Quoted passage:
Market making and token liquidity, supervised from the issuer's side of the table.
Most token failures are liquidity failures dressed up as something else. We select the market maker, negotiate the term sheet, sequence listing-day depth and hold the MM to written, weekly KPIs across every CEX and DEX you trade on. Independent — we do not act as principal MM and we do not take rebates from MMs.
Four pillars of a liquidity programme.
Vetted market-maker panel
A capital-tested shortlist across CEX and DEX venues with real KPI history — depth, spread, uptime, inventory behaviour. Not a pitch deck, not a referral kickback.
Term-sheet negotiation
Loan-and-option, retainer, working-capital, hybrid — modelled against your float, treasury risk and post-listing scenarios. The default term sheet is rarely the right one.
Listing-day depth
We sequence MM activation, exchange paperwork and inventory flows so the book is live at the open. Most chart damage in the first month is irreversible.
Ongoing supervision
Written weekly KPIs: spread bands, depth at ±1% and ±2%, uptime, abnormal-trade reporting. Underperformance triggers contractual remediation, not polite emails.
Venue, programme and firm references
Working briefings on every major exchange MM programme, head-to-head comparisons of the firms issuers shortlist, and the KPI playbooks we use day-to-day.
What Binance actually expects from a market maker: VIP volume thresholds, MM+ programme criteria, spread and uptime KPIs, and how issuers structure a panel that qualifies.
Bybit's LP and MM programmes: derivatives-first rebate structure, spot maker tiers, and what new listings should expect from the venue's house book.

Stated goal 1: Reproduce the passage of the market-making page that begins at the words "Ongoing supervision" and stops after the words "not polite emails.".

Data entries:
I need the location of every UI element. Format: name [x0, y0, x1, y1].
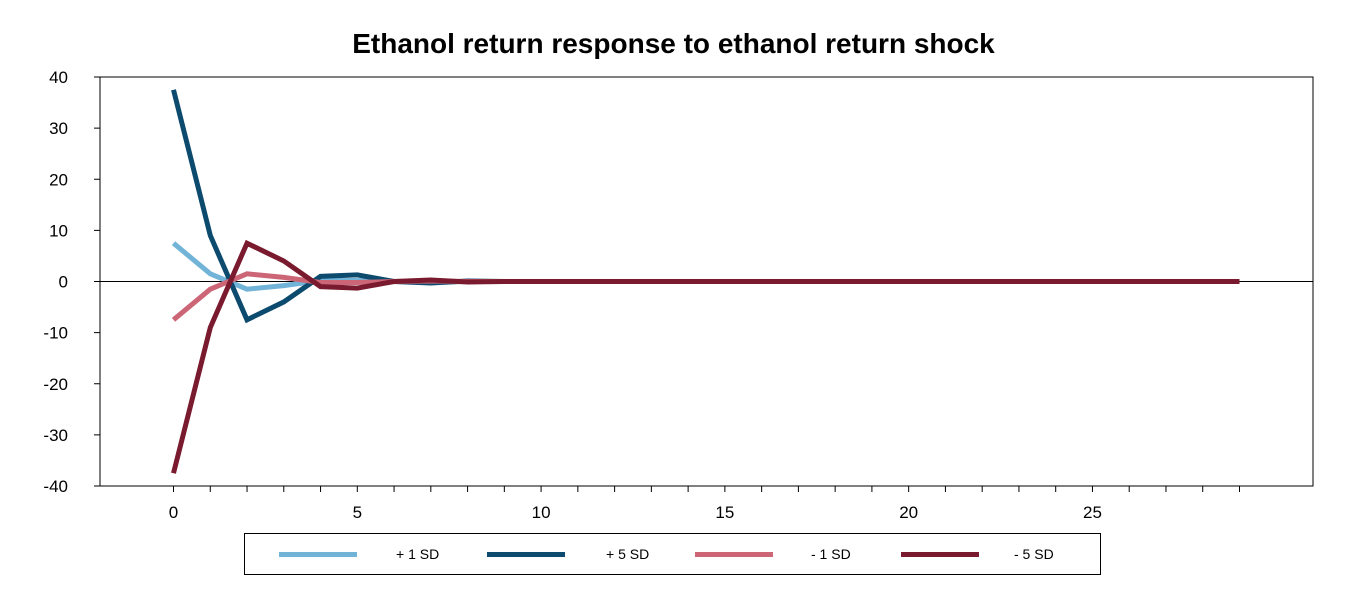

==

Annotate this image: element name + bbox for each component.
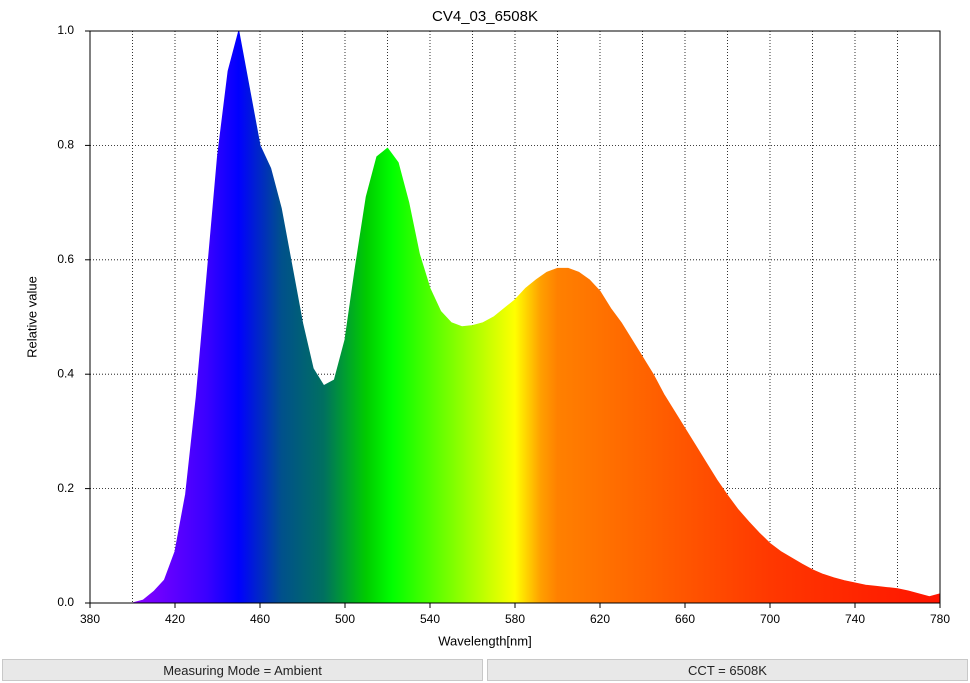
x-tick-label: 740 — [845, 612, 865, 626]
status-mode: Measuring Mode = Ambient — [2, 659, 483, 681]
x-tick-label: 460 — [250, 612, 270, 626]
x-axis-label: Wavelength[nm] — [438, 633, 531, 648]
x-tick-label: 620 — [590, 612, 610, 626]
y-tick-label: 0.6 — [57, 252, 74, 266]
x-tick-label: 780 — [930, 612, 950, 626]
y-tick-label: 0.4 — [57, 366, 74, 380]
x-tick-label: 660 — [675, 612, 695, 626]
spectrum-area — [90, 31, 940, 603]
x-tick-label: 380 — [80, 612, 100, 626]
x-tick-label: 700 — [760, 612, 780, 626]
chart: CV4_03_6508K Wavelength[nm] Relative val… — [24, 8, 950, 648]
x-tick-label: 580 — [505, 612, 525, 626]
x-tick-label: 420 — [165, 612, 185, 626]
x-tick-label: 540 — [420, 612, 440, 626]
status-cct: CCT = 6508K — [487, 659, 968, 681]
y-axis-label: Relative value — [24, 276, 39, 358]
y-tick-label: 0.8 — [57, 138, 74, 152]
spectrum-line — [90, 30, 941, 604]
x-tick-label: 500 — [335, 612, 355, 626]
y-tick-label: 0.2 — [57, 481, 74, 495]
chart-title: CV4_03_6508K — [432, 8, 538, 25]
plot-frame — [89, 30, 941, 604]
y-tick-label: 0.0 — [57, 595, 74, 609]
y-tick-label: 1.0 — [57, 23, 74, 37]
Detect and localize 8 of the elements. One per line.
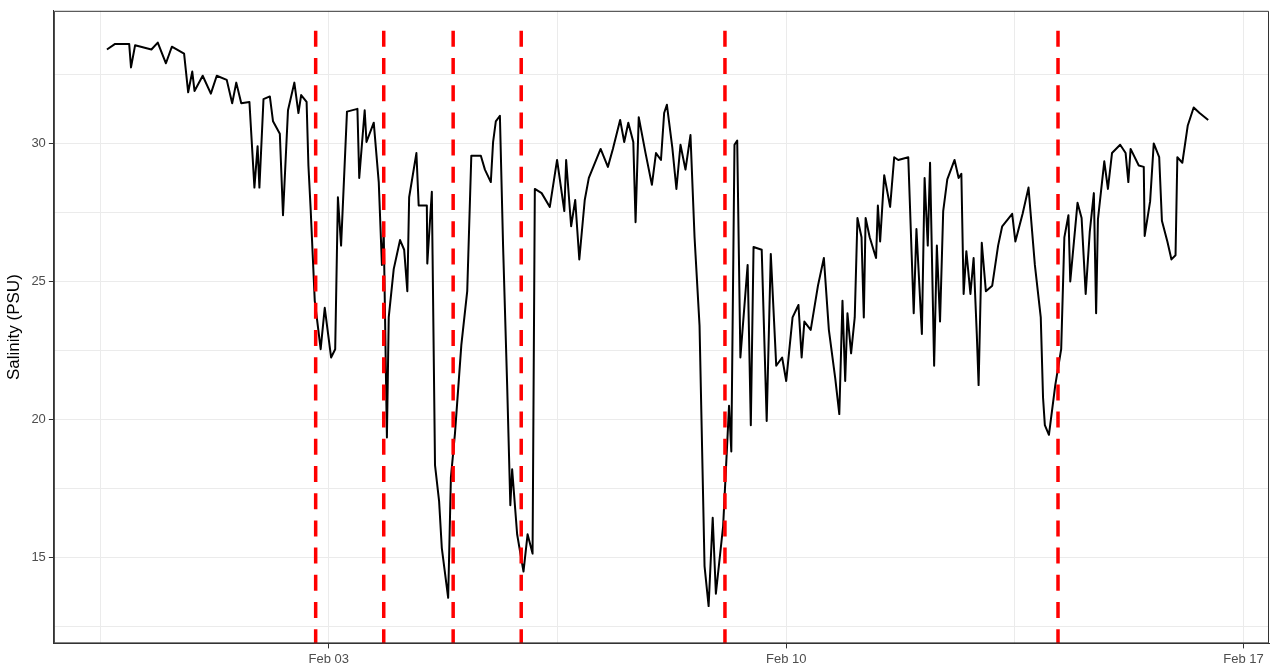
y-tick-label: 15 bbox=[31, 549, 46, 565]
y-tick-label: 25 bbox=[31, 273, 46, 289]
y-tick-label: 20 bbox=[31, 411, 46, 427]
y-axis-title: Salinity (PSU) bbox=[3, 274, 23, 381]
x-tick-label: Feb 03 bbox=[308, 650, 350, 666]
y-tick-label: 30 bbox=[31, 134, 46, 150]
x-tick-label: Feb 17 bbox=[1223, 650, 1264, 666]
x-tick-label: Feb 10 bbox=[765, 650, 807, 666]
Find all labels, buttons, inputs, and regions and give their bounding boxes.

==

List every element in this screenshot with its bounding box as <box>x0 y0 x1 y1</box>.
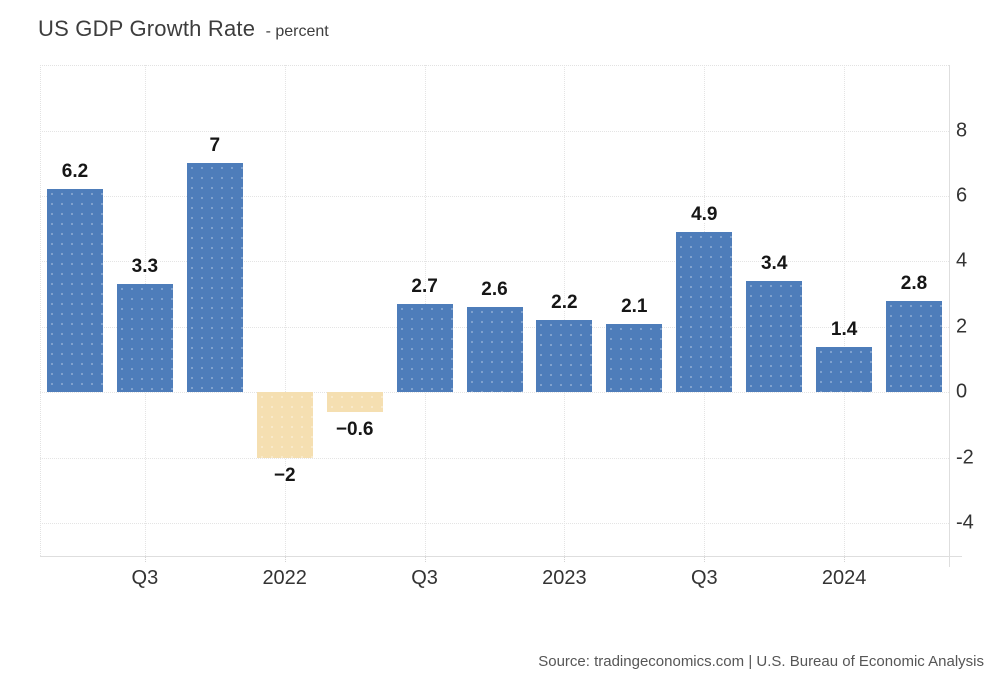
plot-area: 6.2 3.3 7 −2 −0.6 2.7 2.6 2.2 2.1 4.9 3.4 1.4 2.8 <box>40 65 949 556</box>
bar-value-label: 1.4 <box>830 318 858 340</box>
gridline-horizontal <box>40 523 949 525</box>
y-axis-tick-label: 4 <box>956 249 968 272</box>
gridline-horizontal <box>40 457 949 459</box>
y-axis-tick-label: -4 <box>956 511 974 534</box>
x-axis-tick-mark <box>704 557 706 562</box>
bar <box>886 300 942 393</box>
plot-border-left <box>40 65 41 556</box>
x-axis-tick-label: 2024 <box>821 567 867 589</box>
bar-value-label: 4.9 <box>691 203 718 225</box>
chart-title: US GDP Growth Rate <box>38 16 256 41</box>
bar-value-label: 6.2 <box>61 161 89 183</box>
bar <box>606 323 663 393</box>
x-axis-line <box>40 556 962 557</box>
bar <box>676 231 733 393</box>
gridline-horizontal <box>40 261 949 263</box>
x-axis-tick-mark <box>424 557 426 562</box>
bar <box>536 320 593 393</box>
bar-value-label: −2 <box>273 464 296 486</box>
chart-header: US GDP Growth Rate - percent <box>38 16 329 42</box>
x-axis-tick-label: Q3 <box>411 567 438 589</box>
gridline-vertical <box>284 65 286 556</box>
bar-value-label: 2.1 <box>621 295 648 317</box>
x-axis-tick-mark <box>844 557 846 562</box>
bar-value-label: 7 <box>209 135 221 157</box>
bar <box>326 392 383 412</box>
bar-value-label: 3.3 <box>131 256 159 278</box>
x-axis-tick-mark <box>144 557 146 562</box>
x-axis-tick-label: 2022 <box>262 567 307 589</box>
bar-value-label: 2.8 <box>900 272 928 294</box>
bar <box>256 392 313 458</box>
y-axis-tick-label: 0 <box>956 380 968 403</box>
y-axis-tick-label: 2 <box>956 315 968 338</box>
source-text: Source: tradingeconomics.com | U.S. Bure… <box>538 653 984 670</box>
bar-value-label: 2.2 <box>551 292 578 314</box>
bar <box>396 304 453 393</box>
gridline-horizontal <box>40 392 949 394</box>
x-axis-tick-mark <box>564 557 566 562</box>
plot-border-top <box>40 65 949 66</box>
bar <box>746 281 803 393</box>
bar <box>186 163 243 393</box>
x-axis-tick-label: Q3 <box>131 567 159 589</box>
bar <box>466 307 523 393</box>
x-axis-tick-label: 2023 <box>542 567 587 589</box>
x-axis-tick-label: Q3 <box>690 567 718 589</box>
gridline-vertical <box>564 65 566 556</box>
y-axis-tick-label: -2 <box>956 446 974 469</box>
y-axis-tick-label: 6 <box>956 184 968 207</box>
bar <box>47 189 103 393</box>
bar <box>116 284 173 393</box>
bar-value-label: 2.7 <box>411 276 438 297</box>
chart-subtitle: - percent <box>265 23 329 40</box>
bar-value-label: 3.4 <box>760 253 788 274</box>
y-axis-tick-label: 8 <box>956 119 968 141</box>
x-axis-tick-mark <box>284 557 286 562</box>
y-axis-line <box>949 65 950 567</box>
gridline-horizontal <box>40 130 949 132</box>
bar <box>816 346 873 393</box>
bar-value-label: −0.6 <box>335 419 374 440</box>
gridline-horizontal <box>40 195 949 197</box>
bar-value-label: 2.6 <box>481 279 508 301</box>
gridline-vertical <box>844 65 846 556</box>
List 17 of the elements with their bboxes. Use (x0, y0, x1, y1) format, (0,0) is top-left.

Stated goal 2: Convert the lines of the records beginning at the line that contains "Detect and localize" and stopping after the line that contains "Find all labels, buttons, inputs, and" into a JSON list of strings, one string per line, skipping blank lines. Leave the pictures out of the list.

Exercise solution 1:
Ongoing supervision
Written weekly KPIs: spread bands, depth at ±1% and ±2%, uptime, abnormal-trade reporting. Underperformance triggers contractual remediation, not polite emails.

Exercise solution 2:
[
  "Detect and localize 8 of the elements. One per line.",
  "y-tick-label: 15 bbox=[31, 549, 46, 565]",
  "y-tick-label: 25 bbox=[31, 273, 46, 289]",
  "y-tick-label: 20 bbox=[31, 411, 46, 427]",
  "y-axis-title: Salinity (PSU) bbox=[3, 274, 23, 381]",
  "x-tick-label: Feb 03 bbox=[308, 650, 350, 666]",
  "y-tick-label: 30 bbox=[31, 134, 46, 150]",
  "x-tick-label: Feb 17 bbox=[1223, 650, 1264, 666]",
  "x-tick-label: Feb 10 bbox=[765, 650, 807, 666]",
  "Find all labels, buttons, inputs, and regions and give their bounding boxes."
]